A neat feature of Samsung’s system is its ability to pair a set of M7s and configure them as left and right speakers for stereo playback. While each M7 contains a pair each of 0.75-inch tweeters and 2-inch midranges plus a 4-inch woofer, cramming all those drivers into a 20-inch-wide box results in a narrow soundfield—a typical characteristic with compact all-in-one audio systems. However, you can only tap stereo speaker-pairing for music delivered via Wi-Fi, not for Bluetooth or TV SoundConnect sources.
Multiroom audio may be the Shape’s main gig, but its TV SoundConnect feature is what makes it of particular interest to HDGuru. When paired with a recent-model Samsung Smart TV, the Shape wirelessly connects with the set via Bluetooth 3.0 to transmit sound from sources like a DVR or Blu-ray player connected to the TV. Once linked, you can then use either the Samsung Multiroom app or the TV’s remote control or voice/gesture command features to adjust volume.
With a single M7 connected to a Samsung UN60F8000 and set on the middle shelf of my TV stand, its sound was easily a huge improvement over the set’s built-in speakers. Watching an episode of The Mentalist on CBS, in a scene where Patrick Jane chats with an FBI agent in a plaza, both actors’ voices sounded impressively full, and I could boost the volume to loud levels without the M7 sounding strained. When this same scene was conveyed by the TV’s own speakers, dialogue sounded thin and weak in comparison.
Switching to a scene from the movie Pacific Rim on Blu-ray where a giant robot does battle with a Kaiju alien-monster-thing, the M7 displayed impressive bass wallop for a small box and I could crank the volume up to near-uncomfortable levels without the speaker distorting. Does the M7’s decent performance here mean that it could work as a soundbar substitute? On the one hand, the sound was mostly constrained to the TV’s screen area, and ambient effects were pretty much nonexistent—even the Samsung TV’s built-in speakers, which feature 3D audio processing, did a better job of conveying a sense of spatial immersion. Then again, while spaciousness is something that better soundbars on the market easily deliver, movie and TV soundtracks mostly consist of dialogue, so the M7’s ability to deliver it both loud and clear is a definite asset.

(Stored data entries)

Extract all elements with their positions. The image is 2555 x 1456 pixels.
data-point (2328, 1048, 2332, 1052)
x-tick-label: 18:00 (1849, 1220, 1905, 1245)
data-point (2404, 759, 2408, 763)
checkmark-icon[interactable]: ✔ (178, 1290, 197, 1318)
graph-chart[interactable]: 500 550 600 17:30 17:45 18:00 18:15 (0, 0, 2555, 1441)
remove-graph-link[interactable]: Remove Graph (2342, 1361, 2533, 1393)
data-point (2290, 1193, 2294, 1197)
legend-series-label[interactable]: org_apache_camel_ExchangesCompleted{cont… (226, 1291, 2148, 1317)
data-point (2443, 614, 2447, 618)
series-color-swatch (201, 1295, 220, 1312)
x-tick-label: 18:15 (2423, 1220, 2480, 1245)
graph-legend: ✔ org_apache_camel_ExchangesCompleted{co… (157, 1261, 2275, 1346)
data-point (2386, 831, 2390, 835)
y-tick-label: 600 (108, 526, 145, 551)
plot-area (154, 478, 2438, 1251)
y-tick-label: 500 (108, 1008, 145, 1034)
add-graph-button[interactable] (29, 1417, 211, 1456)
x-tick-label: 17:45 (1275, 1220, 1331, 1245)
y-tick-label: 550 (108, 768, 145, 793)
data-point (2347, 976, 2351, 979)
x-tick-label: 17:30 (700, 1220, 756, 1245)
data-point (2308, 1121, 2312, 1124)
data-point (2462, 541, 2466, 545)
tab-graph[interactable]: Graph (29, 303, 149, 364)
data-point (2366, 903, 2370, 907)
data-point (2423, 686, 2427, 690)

* [WHAT THE TASK ASKS] According to the review, which audio sources can use the stereo speaker-pairing of two M7s? The records are separate material and are unrelated to the review.

* [TASK SOLUTION] Only music delivered via Wi-Fi, not Bluetooth or TV SoundConnect sources.